> _WORK TO DO_:
Every line below that contains "Price" is to be copied.

Stored items from a collection
* start *

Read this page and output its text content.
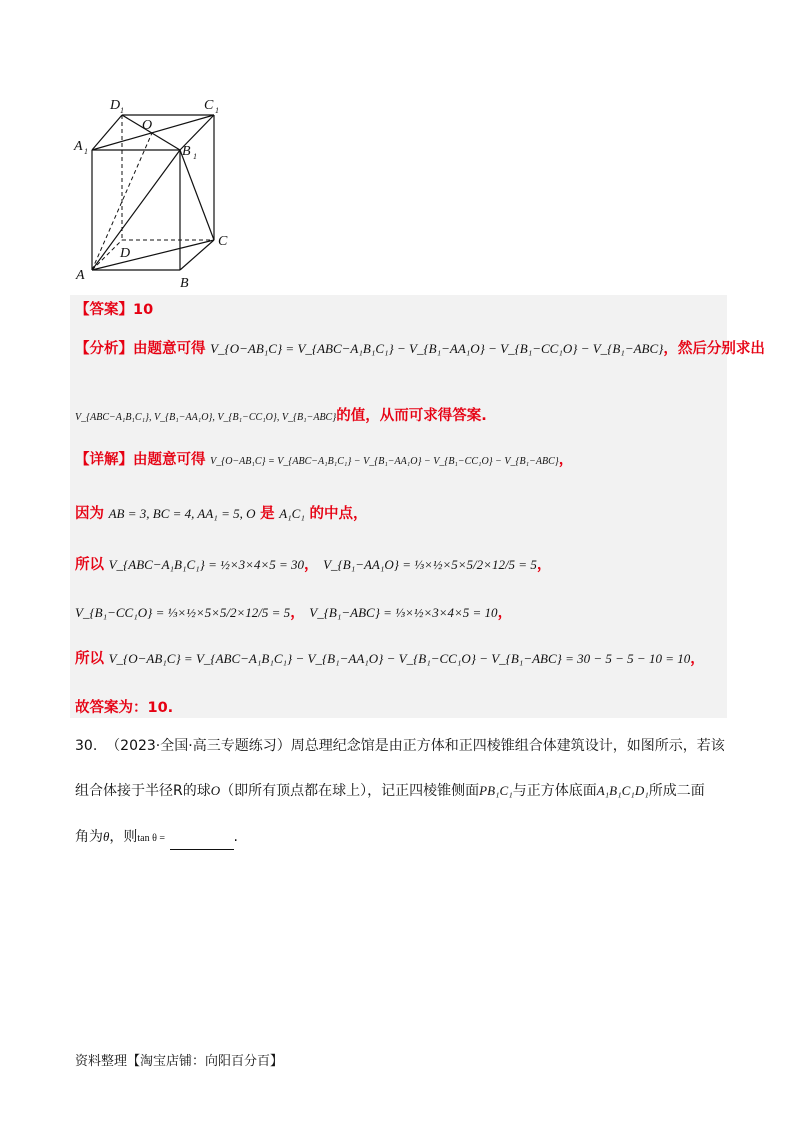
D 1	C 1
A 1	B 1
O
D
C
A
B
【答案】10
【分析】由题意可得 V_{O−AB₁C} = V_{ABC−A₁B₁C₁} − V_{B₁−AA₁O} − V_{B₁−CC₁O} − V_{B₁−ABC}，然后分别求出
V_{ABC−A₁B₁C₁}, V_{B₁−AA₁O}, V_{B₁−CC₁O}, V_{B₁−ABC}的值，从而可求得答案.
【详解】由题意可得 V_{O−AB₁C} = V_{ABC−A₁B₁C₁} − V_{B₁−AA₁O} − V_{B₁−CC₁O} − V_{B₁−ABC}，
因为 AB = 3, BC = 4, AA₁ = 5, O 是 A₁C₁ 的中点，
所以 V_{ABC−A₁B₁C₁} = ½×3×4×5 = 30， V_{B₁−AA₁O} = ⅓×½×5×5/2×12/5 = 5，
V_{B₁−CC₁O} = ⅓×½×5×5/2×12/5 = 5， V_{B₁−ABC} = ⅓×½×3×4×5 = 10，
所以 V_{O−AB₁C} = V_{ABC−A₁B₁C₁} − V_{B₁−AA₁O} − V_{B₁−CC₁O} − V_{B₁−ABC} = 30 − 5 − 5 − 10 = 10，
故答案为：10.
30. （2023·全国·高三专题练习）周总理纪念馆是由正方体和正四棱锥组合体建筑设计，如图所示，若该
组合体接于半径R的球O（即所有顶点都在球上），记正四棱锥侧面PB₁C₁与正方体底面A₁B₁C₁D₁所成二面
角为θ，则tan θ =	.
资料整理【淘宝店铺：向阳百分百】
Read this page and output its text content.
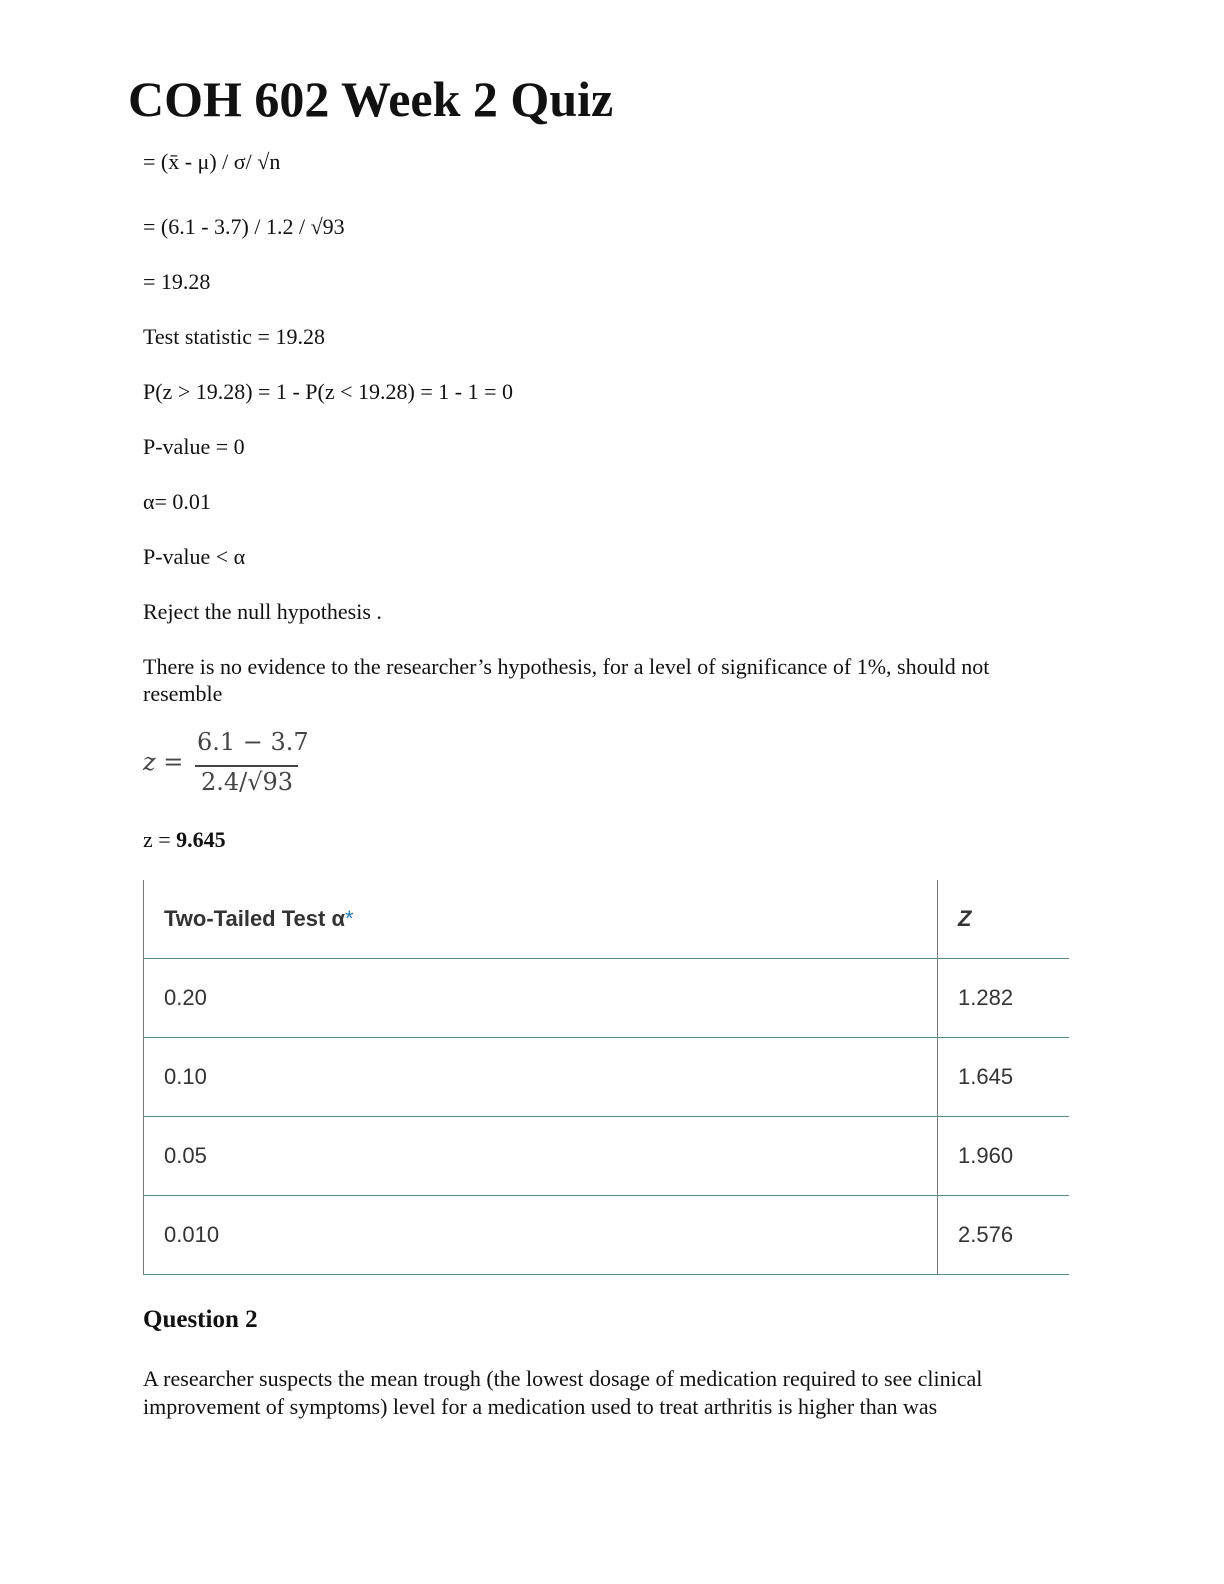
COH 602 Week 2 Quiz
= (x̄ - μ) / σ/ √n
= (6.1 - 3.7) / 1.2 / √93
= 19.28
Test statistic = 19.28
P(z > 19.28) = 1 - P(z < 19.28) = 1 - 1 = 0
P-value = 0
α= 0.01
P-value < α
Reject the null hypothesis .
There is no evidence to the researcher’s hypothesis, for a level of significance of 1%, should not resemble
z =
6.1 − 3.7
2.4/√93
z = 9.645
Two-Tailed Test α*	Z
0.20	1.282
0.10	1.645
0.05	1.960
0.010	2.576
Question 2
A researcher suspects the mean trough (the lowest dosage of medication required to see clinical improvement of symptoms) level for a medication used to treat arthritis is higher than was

* end *
* start *

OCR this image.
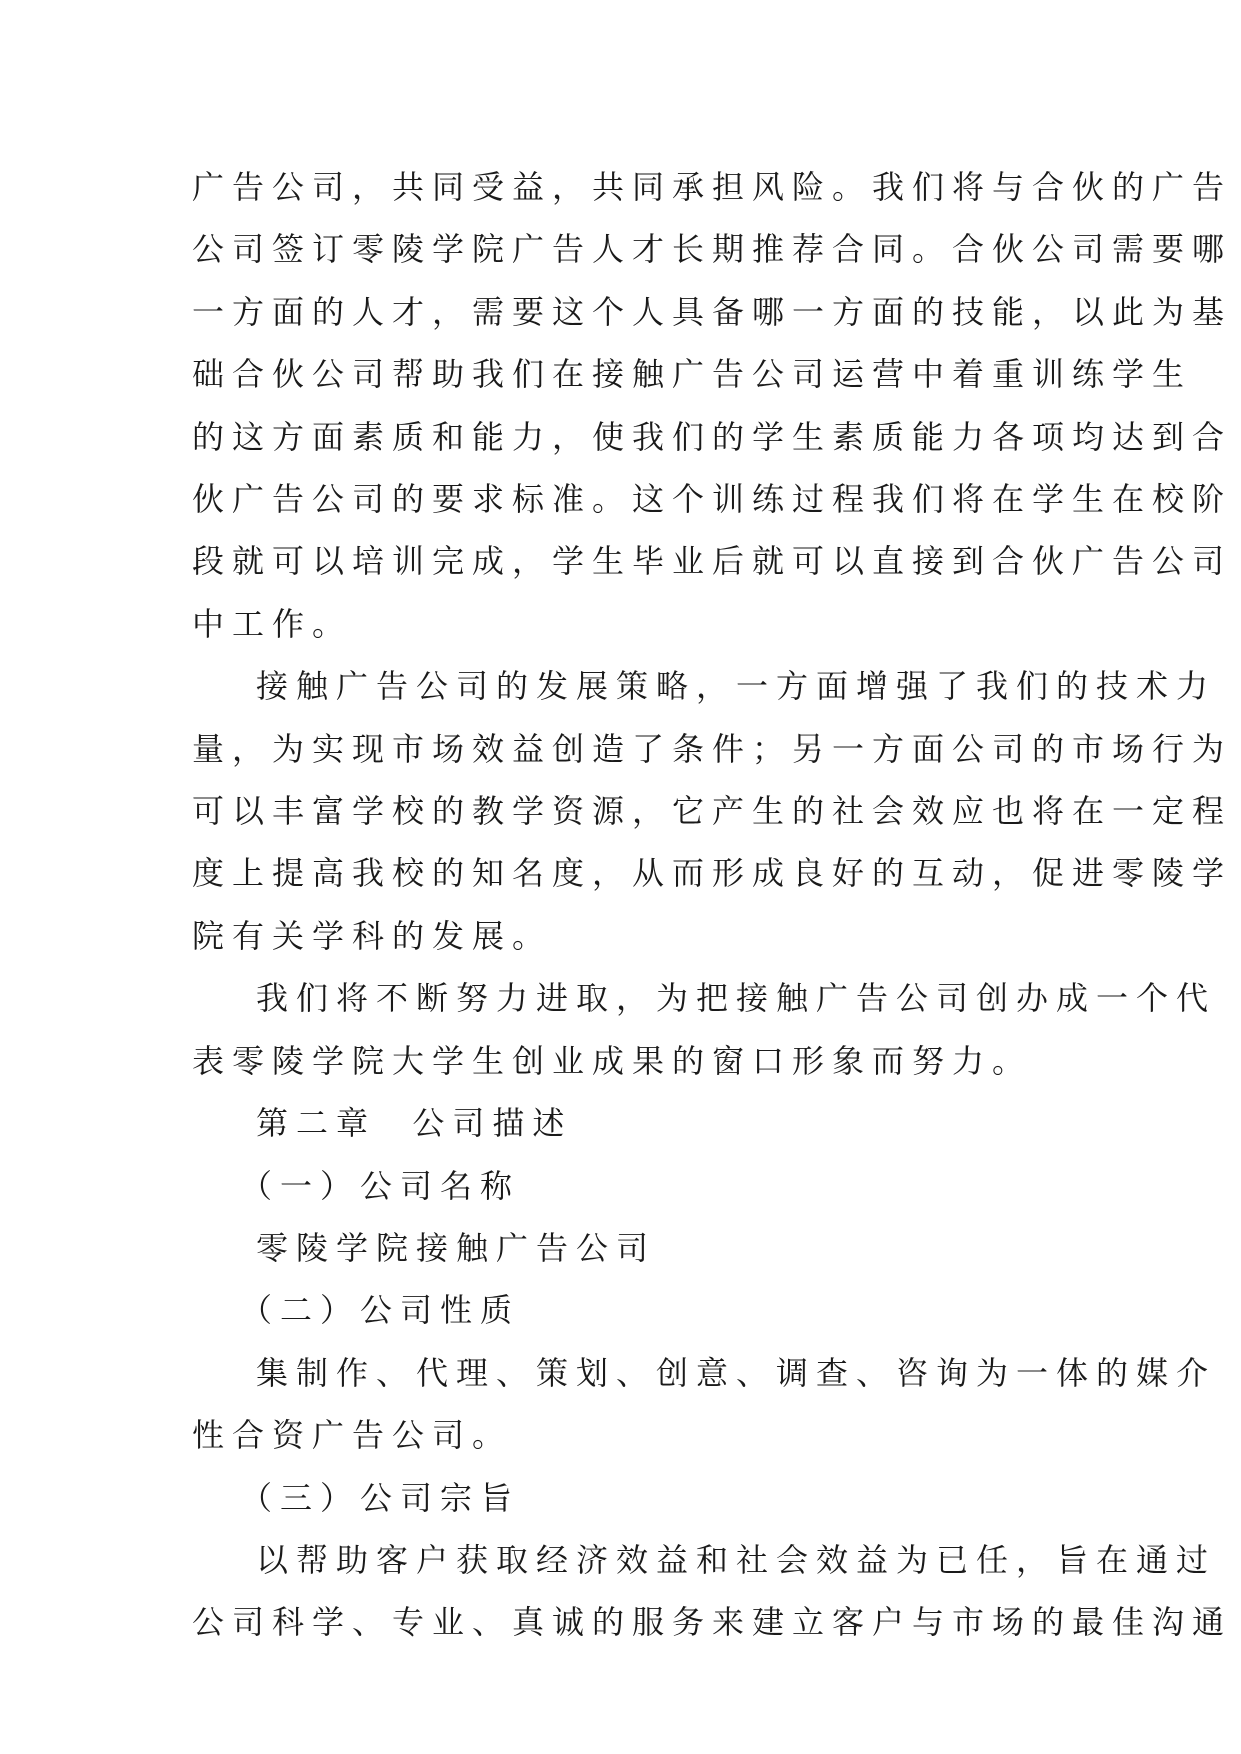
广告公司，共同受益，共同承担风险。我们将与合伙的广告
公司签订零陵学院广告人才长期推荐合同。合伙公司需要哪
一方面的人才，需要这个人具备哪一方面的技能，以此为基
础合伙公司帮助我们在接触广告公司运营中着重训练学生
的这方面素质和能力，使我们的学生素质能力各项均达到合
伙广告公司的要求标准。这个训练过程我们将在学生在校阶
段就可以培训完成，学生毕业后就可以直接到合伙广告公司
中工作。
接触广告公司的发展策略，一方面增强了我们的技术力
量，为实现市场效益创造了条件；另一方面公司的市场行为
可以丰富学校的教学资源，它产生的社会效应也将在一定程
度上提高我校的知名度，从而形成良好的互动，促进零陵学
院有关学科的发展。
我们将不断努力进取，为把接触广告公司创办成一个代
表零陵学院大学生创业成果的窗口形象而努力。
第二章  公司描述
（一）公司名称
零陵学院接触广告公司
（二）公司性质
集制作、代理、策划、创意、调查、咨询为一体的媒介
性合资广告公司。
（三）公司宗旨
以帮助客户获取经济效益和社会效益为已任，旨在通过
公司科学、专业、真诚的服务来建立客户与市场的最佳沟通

* end *
* start *

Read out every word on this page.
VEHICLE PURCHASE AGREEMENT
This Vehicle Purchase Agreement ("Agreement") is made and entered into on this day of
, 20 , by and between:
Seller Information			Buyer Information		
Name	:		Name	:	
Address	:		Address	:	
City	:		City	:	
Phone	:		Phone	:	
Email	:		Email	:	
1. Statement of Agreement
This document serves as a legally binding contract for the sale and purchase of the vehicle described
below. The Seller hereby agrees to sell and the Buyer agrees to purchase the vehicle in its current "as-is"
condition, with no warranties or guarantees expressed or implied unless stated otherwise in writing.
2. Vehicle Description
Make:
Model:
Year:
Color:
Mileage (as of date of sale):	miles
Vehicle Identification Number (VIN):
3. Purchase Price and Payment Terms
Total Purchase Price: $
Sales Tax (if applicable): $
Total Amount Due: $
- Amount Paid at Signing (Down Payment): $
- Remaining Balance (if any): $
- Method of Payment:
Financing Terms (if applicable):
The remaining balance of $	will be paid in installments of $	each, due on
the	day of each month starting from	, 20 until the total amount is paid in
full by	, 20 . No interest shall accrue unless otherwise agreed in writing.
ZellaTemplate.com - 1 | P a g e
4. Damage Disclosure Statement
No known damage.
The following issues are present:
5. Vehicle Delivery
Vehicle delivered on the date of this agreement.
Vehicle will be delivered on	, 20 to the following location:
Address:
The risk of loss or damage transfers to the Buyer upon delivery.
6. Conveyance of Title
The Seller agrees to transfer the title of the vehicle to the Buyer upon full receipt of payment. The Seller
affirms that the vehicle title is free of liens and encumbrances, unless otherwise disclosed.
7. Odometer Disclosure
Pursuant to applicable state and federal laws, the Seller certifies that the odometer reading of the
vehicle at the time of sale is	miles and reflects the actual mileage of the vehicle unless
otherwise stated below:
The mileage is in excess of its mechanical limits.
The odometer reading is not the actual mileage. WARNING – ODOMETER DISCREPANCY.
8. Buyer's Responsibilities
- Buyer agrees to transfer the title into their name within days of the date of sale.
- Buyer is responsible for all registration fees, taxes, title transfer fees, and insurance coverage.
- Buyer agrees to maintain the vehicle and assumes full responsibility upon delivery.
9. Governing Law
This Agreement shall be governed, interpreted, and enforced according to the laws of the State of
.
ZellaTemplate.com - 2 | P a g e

* end *

> _RESULT FOR THIS EXERCISE_:
3. Purchase Price and Payment Terms
Total Purchase Price: $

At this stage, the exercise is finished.